═══ Exercise materials ═══

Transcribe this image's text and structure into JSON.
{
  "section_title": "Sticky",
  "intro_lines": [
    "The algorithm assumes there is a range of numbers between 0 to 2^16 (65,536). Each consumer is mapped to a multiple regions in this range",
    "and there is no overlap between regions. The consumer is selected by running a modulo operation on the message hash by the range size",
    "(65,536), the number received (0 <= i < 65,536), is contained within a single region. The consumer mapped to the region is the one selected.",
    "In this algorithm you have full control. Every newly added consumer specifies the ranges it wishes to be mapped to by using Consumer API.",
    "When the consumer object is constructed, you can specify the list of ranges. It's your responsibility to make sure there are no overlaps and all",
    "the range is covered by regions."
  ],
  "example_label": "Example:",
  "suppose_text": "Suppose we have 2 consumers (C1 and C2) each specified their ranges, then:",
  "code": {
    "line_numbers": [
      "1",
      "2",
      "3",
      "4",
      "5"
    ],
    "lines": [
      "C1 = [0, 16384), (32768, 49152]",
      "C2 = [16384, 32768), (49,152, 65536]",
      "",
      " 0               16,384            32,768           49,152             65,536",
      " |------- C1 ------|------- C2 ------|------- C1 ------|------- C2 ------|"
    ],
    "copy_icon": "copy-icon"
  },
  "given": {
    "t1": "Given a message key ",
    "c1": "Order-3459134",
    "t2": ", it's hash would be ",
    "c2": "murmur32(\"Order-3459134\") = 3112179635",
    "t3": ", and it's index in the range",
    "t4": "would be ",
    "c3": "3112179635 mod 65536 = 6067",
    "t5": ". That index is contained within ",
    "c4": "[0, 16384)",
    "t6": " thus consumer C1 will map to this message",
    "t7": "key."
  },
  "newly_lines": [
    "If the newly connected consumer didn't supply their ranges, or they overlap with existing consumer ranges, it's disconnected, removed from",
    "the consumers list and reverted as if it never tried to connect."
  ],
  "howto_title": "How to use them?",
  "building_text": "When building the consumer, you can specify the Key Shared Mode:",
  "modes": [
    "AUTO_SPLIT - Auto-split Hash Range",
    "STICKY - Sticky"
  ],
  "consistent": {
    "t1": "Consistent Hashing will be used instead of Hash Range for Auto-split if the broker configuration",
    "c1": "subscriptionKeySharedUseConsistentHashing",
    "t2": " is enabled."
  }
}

═══

### [Task details]
In the entries above, find every line with the word "specify" and list it.

### [The response]
    "When the consumer object is constructed, you can specify the list of ranges. It's your responsibility to make sure there are no overlaps and all",
  "building_text": "When building the consumer, you can specify the Key Shared Mode:",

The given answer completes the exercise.